> _What you will do_
Of all the lines in the records, how many hold the word "Ungarn"? Answer with the number only.

-------- Data entries --------

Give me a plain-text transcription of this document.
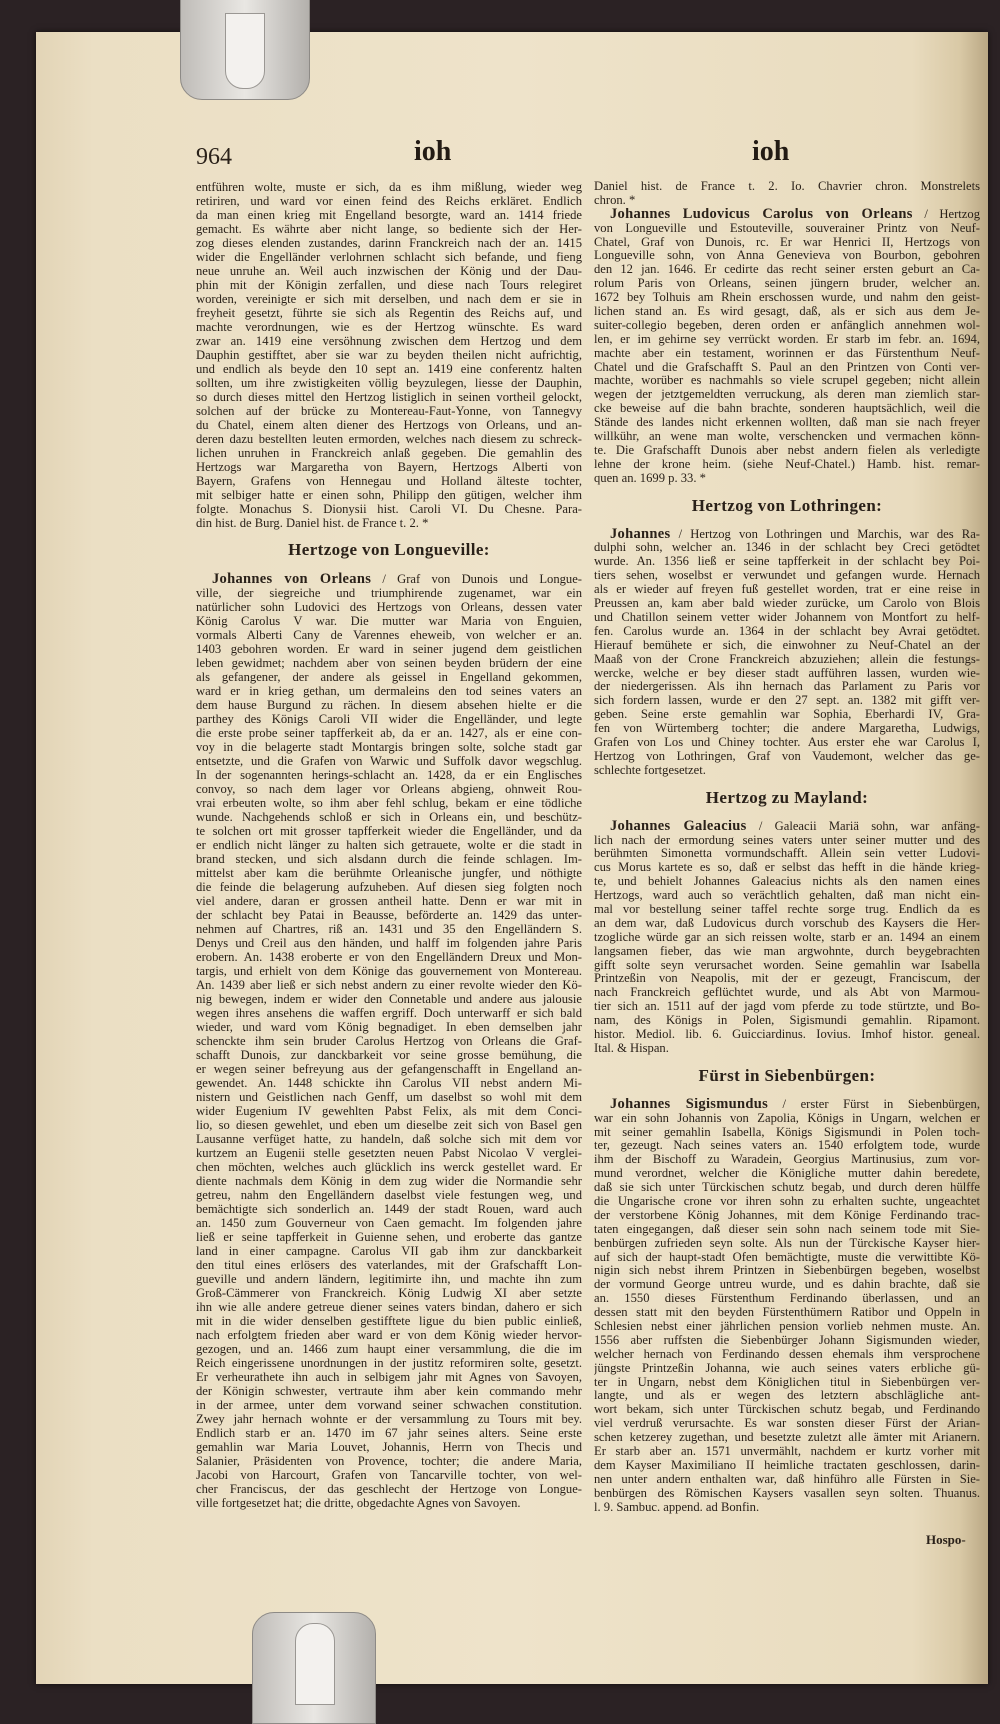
964	ioh	ioh
entführen wolte, muste er sich, da es ihm mißlung, wieder weg
retiriren, und ward vor einen feind des Reichs erkläret. Endlich
da man einen krieg mit Engelland besorgte, ward an. 1414 friede
gemacht. Es währte aber nicht lange, so bediente sich der Her-
zog dieses elenden zustandes, darinn Franckreich nach der an. 1415
wider die Engelländer verlohrnen schlacht sich befande, und fieng
neue unruhe an. Weil auch inzwischen der König und der Dau-
phin mit der Königin zerfallen, und diese nach Tours relegiret
worden, vereinigte er sich mit derselben, und nach dem er sie in
freyheit gesetzt, führte sie sich als Regentin des Reichs auf, und
machte verordnungen, wie es der Hertzog wünschte. Es ward
zwar an. 1419 eine versöhnung zwischen dem Hertzog und dem
Dauphin gestifftet, aber sie war zu beyden theilen nicht aufrichtig,
und endlich als beyde den 10 sept an. 1419 eine conferentz halten
sollten, um ihre zwistigkeiten völlig beyzulegen, liesse der Dauphin,
so durch dieses mittel den Hertzog listiglich in seinen vortheil gelockt,
solchen auf der brücke zu Montereau-Faut-Yonne, von Tannegvy
du Chatel, einem alten diener des Hertzogs von Orleans, und an-
deren dazu bestellten leuten ermorden, welches nach diesem zu schreck-
lichen unruhen in Franckreich anlaß gegeben. Die gemahlin des
Hertzogs war Margaretha von Bayern, Hertzogs Alberti von
Bayern, Grafens von Hennegau und Holland älteste tochter,
mit selbiger hatte er einen sohn, Philipp den gütigen, welcher ihm
folgte. Monachus S. Dionysii hist. Caroli VI. Du Chesne. Para-
din hist. de Burg. Daniel hist. de France t. 2. *
Hertzoge von Longueville:
Johannes von Orleans / Graf von Dunois und Longue-
ville, der siegreiche und triumphirende zugenamet, war ein
natürlicher sohn Ludovici des Hertzogs von Orleans, dessen vater
König Carolus V war. Die mutter war Maria von Enguien,
vormals Alberti Cany de Varennes eheweib, von welcher er an.
1403 gebohren worden. Er ward in seiner jugend dem geistlichen
leben gewidmet; nachdem aber von seinen beyden brüdern der eine
als gefangener, der andere als geissel in Engelland gekommen,
ward er in krieg gethan, um dermaleins den tod seines vaters an
dem hause Burgund zu rächen. In diesem absehen hielte er die
parthey des Königs Caroli VII wider die Engelländer, und legte
die erste probe seiner tapfferkeit ab, da er an. 1427, als er eine con-
voy in die belagerte stadt Montargis bringen solte, solche stadt gar
entsetzte, und die Grafen von Warwic und Suffolk davor wegschlug.
In der sogenannten herings-schlacht an. 1428, da er ein Englisches
convoy, so nach dem lager vor Orleans abgieng, ohnweit Rou-
vrai erbeuten wolte, so ihm aber fehl schlug, bekam er eine tödliche
wunde. Nachgehends schloß er sich in Orleans ein, und beschütz-
te solchen ort mit grosser tapfferkeit wieder die Engelländer, und da
er endlich nicht länger zu halten sich getrauete, wolte er die stadt in
brand stecken, und sich alsdann durch die feinde schlagen. Im-
mittelst aber kam die berühmte Orleanische jungfer, und nöthigte
die feinde die belagerung aufzuheben. Auf diesen sieg folgten noch
viel andere, daran er grossen antheil hatte. Denn er war mit in
der schlacht bey Patai in Beausse, beförderte an. 1429 das unter-
nehmen auf Chartres, riß an. 1431 und 35 den Engelländern S.
Denys und Creil aus den händen, und halff im folgenden jahre Paris
erobern. An. 1438 eroberte er von den Engelländern Dreux und Mon-
targis, und erhielt von dem Könige das gouvernement von Montereau.
An. 1439 aber ließ er sich nebst andern zu einer revolte wieder den Kö-
nig bewegen, indem er wider den Connetable und andere aus jalousie
wegen ihres ansehens die waffen ergriff. Doch unterwarff er sich bald
wieder, und ward vom König begnadiget. In eben demselben jahr
schenckte ihm sein bruder Carolus Hertzog von Orleans die Graf-
schafft Dunois, zur danckbarkeit vor seine grosse bemühung, die
er wegen seiner befreyung aus der gefangenschafft in Engelland an-
gewendet. An. 1448 schickte ihn Carolus VII nebst andern Mi-
nistern und Geistlichen nach Genff, um daselbst so wohl mit dem
wider Eugenium IV gewehlten Pabst Felix, als mit dem Conci-
lio, so diesen gewehlet, und eben um dieselbe zeit sich von Basel gen
Lausanne verfüget hatte, zu handeln, daß solche sich mit dem vor
kurtzem an Eugenii stelle gesetzten neuen Pabst Nicolao V verglei-
chen möchten, welches auch glücklich ins werck gestellet ward. Er
diente nachmals dem König in dem zug wider die Normandie sehr
getreu, nahm den Engelländern daselbst viele festungen weg, und
bemächtigte sich sonderlich an. 1449 der stadt Rouen, ward auch
an. 1450 zum Gouverneur von Caen gemacht. Im folgenden jahre
ließ er seine tapfferkeit in Guienne sehen, und eroberte das gantze
land in einer campagne. Carolus VII gab ihm zur danckbarkeit
den titul eines erlösers des vaterlandes, mit der Grafschafft Lon-
gueville und andern ländern, legitimirte ihn, und machte ihn zum
Groß-Cämmerer von Franckreich. König Ludwig XI aber setzte
ihn wie alle andere getreue diener seines vaters bindan, dahero er sich
mit in die wider denselben gestifftete ligue du bien public einließ,
nach erfolgtem frieden aber ward er von dem König wieder hervor-
gezogen, und an. 1466 zum haupt einer versammlung, die die im
Reich eingerissene unordnungen in der justitz reformiren solte, gesetzt.
Er verheurathete ihn auch in selbigem jahr mit Agnes von Savoyen,
der Königin schwester, vertraute ihm aber kein commando mehr
in der armee, unter dem vorwand seiner schwachen constitution.
Zwey jahr hernach wohnte er der versammlung zu Tours mit bey.
Endlich starb er an. 1470 im 67 jahr seines alters. Seine erste
gemahlin war Maria Louvet, Johannis, Herrn von Thecis und
Salanier, Präsidenten von Provence, tochter; die andere Maria,
Jacobi von Harcourt, Grafen von Tancarville tochter, von wel-
cher Franciscus, der das geschlecht der Hertzoge von Longue-
ville fortgesetzet hat; die dritte, obgedachte Agnes von Savoyen.
Daniel hist. de France t. 2. Io. Chavrier chron. Monstrelets
chron. *
Johannes Ludovicus Carolus von Orleans / Hertzog
von Longueville und Estouteville, souverainer Printz von Neuf-
Chatel, Graf von Dunois, rc. Er war Henrici II, Hertzogs von
Longueville sohn, von Anna Genevieva von Bourbon, gebohren
den 12 jan. 1646. Er cedirte das recht seiner ersten geburt an Ca-
rolum Paris von Orleans, seinen jüngern bruder, welcher an.
1672 bey Tolhuis am Rhein erschossen wurde, und nahm den geist-
lichen stand an. Es wird gesagt, daß, als er sich aus dem Je-
suiter-collegio begeben, deren orden er anfänglich annehmen wol-
len, er im gehirne sey verrückt worden. Er starb im febr. an. 1694,
machte aber ein testament, worinnen er das Fürstenthum Neuf-
Chatel und die Grafschafft S. Paul an den Printzen von Conti ver-
machte, worüber es nachmahls so viele scrupel gegeben; nicht allein
wegen der jetztgemeldten verruckung, als deren man ziemlich star-
cke beweise auf die bahn brachte, sonderen hauptsächlich, weil die
Stände des landes nicht erkennen wollten, daß man sie nach freyer
willkühr, an wene man wolte, verschencken und vermachen könn-
te. Die Grafschafft Dunois aber nebst andern fielen als verledigte
lehne der krone heim. (siehe Neuf-Chatel.) Hamb. hist. remar-
quen an. 1699 p. 33. *
Hertzog von Lothringen:
Johannes / Hertzog von Lothringen und Marchis, war des Ra-
dulphi sohn, welcher an. 1346 in der schlacht bey Creci getödtet
wurde. An. 1356 ließ er seine tapfferkeit in der schlacht bey Poi-
tiers sehen, woselbst er verwundet und gefangen wurde. Hernach
als er wieder auf freyen fuß gestellet worden, trat er eine reise in
Preussen an, kam aber bald wieder zurücke, um Carolo von Blois
und Chatillon seinem vetter wider Johannem von Montfort zu helf-
fen. Carolus wurde an. 1364 in der schlacht bey Avrai getödtet.
Hierauf bemühete er sich, die einwohner zu Neuf-Chatel an der
Maaß von der Crone Franckreich abzuziehen; allein die festungs-
wercke, welche er bey dieser stadt aufführen lassen, wurden wie-
der niedergerissen. Als ihn hernach das Parlament zu Paris vor
sich fordern lassen, wurde er den 27 sept. an. 1382 mit gifft ver-
geben. Seine erste gemahlin war Sophia, Eberhardi IV, Gra-
fen von Würtemberg tochter; die andere Margaretha, Ludwigs,
Grafen von Los und Chiney tochter. Aus erster ehe war Carolus I,
Hertzog von Lothringen, Graf von Vaudemont, welcher das ge-
schlechte fortgesetzet.
Hertzog zu Mayland:
Johannes Galeacius / Galeacii Mariä sohn, war anfäng-
lich nach der ermordung seines vaters unter seiner mutter und des
berühmten Simonetta vormundschafft. Allein sein vetter Ludovi-
cus Morus kartete es so, daß er selbst das hefft in die hände krieg-
te, und behielt Johannes Galeacius nichts als den namen eines
Hertzogs, ward auch so verächtlich gehalten, daß man nicht ein-
mal vor bestellung seiner taffel rechte sorge trug. Endlich da es
an dem war, daß Ludovicus durch vorschub des Kaysers die Her-
tzogliche würde gar an sich reissen wolte, starb er an. 1494 an einem
langsamen fieber, das wie man argwohnte, durch beygebrachten
gifft solte seyn verursachet worden. Seine gemahlin war Isabella
Printzeßin von Neapolis, mit der er gezeugt, Franciscum, der
nach Franckreich geflüchtet wurde, und als Abt von Marmou-
tier sich an. 1511 auf der jagd vom pferde zu tode stürtzte, und Bo-
nam, des Königs in Polen, Sigismundi gemahlin. Ripamont.
histor. Mediol. lib. 6. Guicciardinus. Iovius. Imhof histor. geneal.
Ital. & Hispan.
Fürst in Siebenbürgen:
Johannes Sigismundus / erster Fürst in Siebenbürgen,
war ein sohn Johannis von Zapolia, Königs in Ungarn, welchen er
mit seiner gemahlin Isabella, Königs Sigismundi in Polen toch-
ter, gezeugt. Nach seines vaters an. 1540 erfolgtem tode, wurde
ihm der Bischoff zu Waradein, Georgius Martinusius, zum vor-
mund verordnet, welcher die Königliche mutter dahin beredete,
daß sie sich unter Türckischen schutz begab, und durch deren hülffe
die Ungarische crone vor ihren sohn zu erhalten suchte, ungeachtet
der verstorbene König Johannes, mit dem Könige Ferdinando trac-
taten eingegangen, daß dieser sein sohn nach seinem tode mit Sie-
benbürgen zufrieden seyn solte. Als nun der Türckische Kayser hier-
auf sich der haupt-stadt Ofen bemächtigte, muste die verwittibte Kö-
nigin sich nebst ihrem Printzen in Siebenbürgen begeben, woselbst
der vormund George untreu wurde, und es dahin brachte, daß sie
an. 1550 dieses Fürstenthum Ferdinando überlassen, und an
dessen statt mit den beyden Fürstenthümern Ratibor und Oppeln in
Schlesien nebst einer jährlichen pension vorlieb nehmen muste. An.
1556 aber ruffsten die Siebenbürger Johann Sigismunden wieder,
welcher hernach von Ferdinando dessen ehemals ihm versprochene
jüngste Printzeßin Johanna, wie auch seines vaters erbliche gü-
ter in Ungarn, nebst dem Königlichen titul in Siebenbürgen ver-
langte, und als er wegen des letztern abschlägliche ant-
wort bekam, sich unter Türckischen schutz begab, und Ferdinando
viel verdruß verursachte. Es war sonsten dieser Fürst der Arian-
schen ketzerey zugethan, und besetzte zuletzt alle ämter mit Arianern.
Er starb aber an. 1571 unvermählt, nachdem er kurtz vorher mit
dem Kayser Maximiliano II heimliche tractaten geschlossen, darin-
nen unter andern enthalten war, daß hinführo alle Fürsten in Sie-
benbürgen des Römischen Kaysers vasallen seyn solten. Thuanus.
l. 9. Sambuc. append. ad Bonfin.
Hospo-
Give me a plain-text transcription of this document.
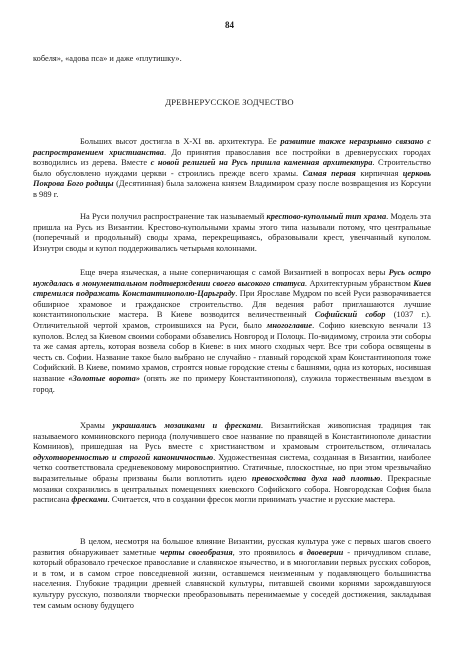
84
кобеля», «адова пса» и даже «плутишку».
ДРЕВНЕРУССКОЕ ЗОДЧЕСТВО
Больших высот достигла в X-XI вв. архитектура. Ее развитие также неразрывно связано с распространением христианства. До принятия православия все постройки в древнерусских городах возводились из дерева. Вместе с новой религией на Русь пришла каменная архитектура. Строительство было обусловлено нуждами церкви - строились прежде всего храмы. Самая первая кирпичная церковь Покрова Бого родицы (Десятинная) была заложена князем Владимиром сразу после возвращения из Корсуни в 989 г.
На Руси получил распространение так называемый крестово-купольный тип храма. Модель эта пришла на Русь из Византии. Крестово-купольными храмы этого типа называли потому, что центральные (поперечный и продольный) своды храма, перекрещиваясь, образовывали крест, увенчанный куполом. Изнутри своды и купол поддерживались четырьмя колоннами.
Еще вчера языческая, а ныне соперничающая с самой Византией в вопросах веры Русь остро нуждалась в монументальном подтверждении своего высокого статуса. Архитектурным убранством Киев стремился подражать Константинополю-Царьграду. При Ярославе Мудром по всей Руси разворачивается обширное храмовое и гражданское строительство. Для ведения работ приглашаются лучшие константинопольские мастера. В Киеве возводится величественный Софийский собор (1037 г.). Отличительной чертой храмов, строившихся на Руси, было многоглавие. Софию киевскую венчали 13 куполов. Вслед за Киевом своими соборами обзавелись Новгород и Полоцк. По-видимому, строила эти соборы та же самая артель, которая возвела собор в Киеве: в них много сходных черт. Все три собора освящены в честь св. Софии. Название такое было выбрано не случайно - главный городской храм Константинополя тоже Софийский. В Киеве, помимо храмов, строятся новые городские стены с башнями, одна из которых, носившая название «Золотые ворота» (опять же по примеру Константинополя), служила торжественным въездом в город.
Храмы украшались мозаиками и фресками. Византийская живописная традиция так называемого комниновского периода (получившего свое название по правящей в Константинополе династии Комнинов), пришедшая на Русь вместе с христианством и храмовым строительством, отличалась одухотворенностью и строгой каноничностью. Художественная система, созданная в Византии, наиболее четко соответствовала средневековому мировосприятию. Статичные, плоскостные, но при этом чрезвычайно выразительные образы призваны были воплотить идею превосходства духа над плотью. Прекрасные мозаики сохранились в центральных помещениях киевского Софийского собора. Новгородская София была расписана фресками. Считается, что в создании фресок могли принимать участие и русские мастера.
В целом, несмотря на большое влияние Византии, русская культура уже с первых шагов своего развития обнаруживает заметные черты своеобразия, это проявилось в двоеверии - причудливом сплаве, который образовало греческое православие и славянское язычество, и в многоглавии первых русских соборов, и в том, и в самом строе повседневной жизни, оставшемся неизменным у подавляющего большинства населения. Глубокие традиции древней славянской культуры, питавшей своими корнями зарождавшуюся культуру русскую, позволяли творчески преобразовывать перенимаемые у соседей достижения, закладывая тем самым основу будущего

--------

> _Correct answer_
2